_DO THIS_
Write out the entire listing below exactly as it appears, minus any pictures.

_INPUT RECORDS_
-- begin --

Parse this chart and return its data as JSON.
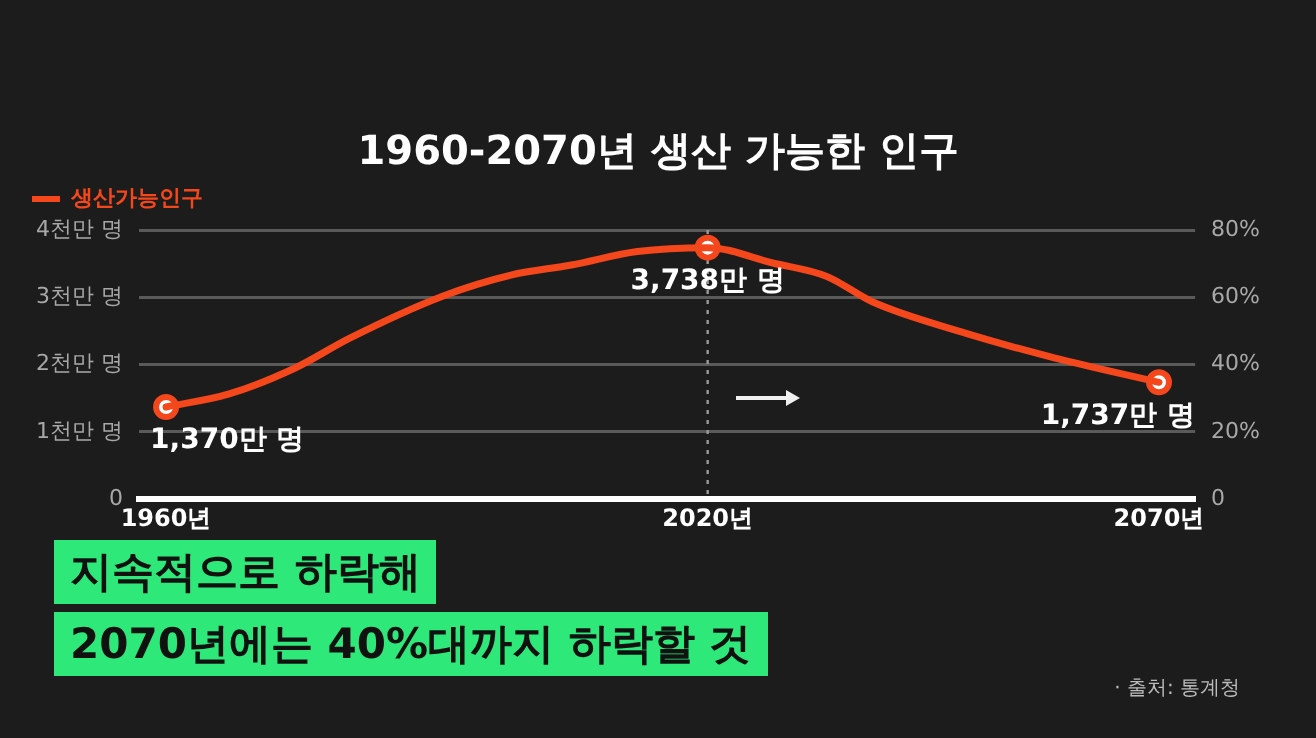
{
  "chart_data": {
    "type": "line",
    "title": "1960-2070년 생산 가능한 인구",
    "x": [
      1960,
      1966.9,
      1974.3,
      1980.3,
      1990.7,
      1998.2,
      2004.9,
      2012.2,
      2020,
      2027.2,
      2033.2,
      2038.3,
      2048,
      2058.4,
      2070
    ],
    "series": [
      {
        "name": "생산가능인구",
        "color": "#f4471c",
        "marker": "none",
        "values": [
          1.37,
          1.56,
          1.95,
          2.39,
          3.02,
          3.33,
          3.48,
          3.68,
          3.738,
          3.51,
          3.31,
          2.93,
          2.49,
          2.1,
          1.737
        ]
      },
      {
        "type": "scatter",
        "color": "#f4471c",
        "x": [
          1960,
          2020,
          2070
        ],
        "values": [
          1.37,
          3.738,
          1.737
        ]
      }
    ],
    "xlim": [
      1957,
      2074
    ],
    "xticks": [
      {
        "value": 1960,
        "label": "1960년"
      },
      {
        "value": 2020,
        "label": "2020년"
      },
      {
        "value": 2070,
        "label": "2070년"
      }
    ],
    "ylim": [
      0,
      4
    ],
    "yticks": [
      0,
      {
        "value": 1,
        "label": "1천만 명"
      },
      {
        "value": 2,
        "label": "2천만 명"
      },
      {
        "value": 3,
        "label": "3천만 명"
      },
      {
        "value": 4,
        "label": "4천만 명"
      }
    ],
    "y2lim": [
      0,
      80
    ],
    "y2ticks": [
      0,
      {
        "value": 20,
        "label": "20%"
      },
      {
        "value": 40,
        "label": "40%"
      },
      {
        "value": 60,
        "label": "60%"
      },
      {
        "value": 80,
        "label": "80%"
      }
    ],
    "ref_lines": [
      {
        "axis": "x",
        "value": 2020,
        "color": "#9a9a9a",
        "line_style": "dotted"
      }
    ],
    "grid": "y",
    "legend": "top left",
    "marker": "circle",
    "line_style": "solid",
    "annotations": [
      {
        "text": "1,370만 명",
        "x": 1960,
        "y": 1.37
      },
      {
        "text": "3,738만 명",
        "x": 2020,
        "y": 3.738
      },
      {
        "text": "1,737만 명",
        "x": 2070,
        "y": 1.737
      },
      "지속적으로 하락해",
      "2070년에는 40%대까지 하락할 것",
      "· 출처: 통계청"
    ]
  }
}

-- end --

_REPLY TO THE EXERCISE_
Parse this chart and return its data as JSON.
{
  "chart_data": {
    "type": "line",
    "title": "1960-2070년 생산 가능한 인구",
    "x": [
      1960,
      1966.9,
      1974.3,
      1980.3,
      1990.7,
      1998.2,
      2004.9,
      2012.2,
      2020,
      2027.2,
      2033.2,
      2038.3,
      2048,
      2058.4,
      2070
    ],
    "series": [
      {
        "name": "생산가능인구",
        "color": "#f4471c",
        "marker": "none",
        "values": [
          1.37,
          1.56,
          1.95,
          2.39,
          3.02,
          3.33,
          3.48,
          3.68,
          3.738,
          3.51,
          3.31,
          2.93,
          2.49,
          2.1,
          1.737
        ]
      },
      {
        "type": "scatter",
        "color": "#f4471c",
        "x": [
          1960,
          2020,
          2070
        ],
        "values": [
          1.37,
          3.738,
          1.737
        ]
      }
    ],
    "xlim": [
      1957,
      2074
    ],
    "xticks": [
      {
        "value": 1960,
        "label": "1960년"
      },
      {
        "value": 2020,
        "label": "2020년"
      },
      {
        "value": 2070,
        "label": "2070년"
      }
    ],
    "ylim": [
      0,
      4
    ],
    "yticks": [
      0,
      {
        "value": 1,
        "label": "1천만 명"
      },
      {
        "value": 2,
        "label": "2천만 명"
      },
      {
        "value": 3,
        "label": "3천만 명"
      },
      {
        "value": 4,
        "label": "4천만 명"
      }
    ],
    "y2lim": [
      0,
      80
    ],
    "y2ticks": [
      0,
      {
        "value": 20,
        "label": "20%"
      },
      {
        "value": 40,
        "label": "40%"
      },
      {
        "value": 60,
        "label": "60%"
      },
      {
        "value": 80,
        "label": "80%"
      }
    ],
    "ref_lines": [
      {
        "axis": "x",
        "value": 2020,
        "color": "#9a9a9a",
        "line_style": "dotted"
      }
    ],
    "grid": "y",
    "legend": "top left",
    "marker": "circle",
    "line_style": "solid",
    "annotations": [
      {
        "text": "1,370만 명",
        "x": 1960,
        "y": 1.37
      },
      {
        "text": "3,738만 명",
        "x": 2020,
        "y": 3.738
      },
      {
        "text": "1,737만 명",
        "x": 2070,
        "y": 1.737
      },
      "지속적으로 하락해",
      "2070년에는 40%대까지 하락할 것",
      "· 출처: 통계청"
    ]
  }
}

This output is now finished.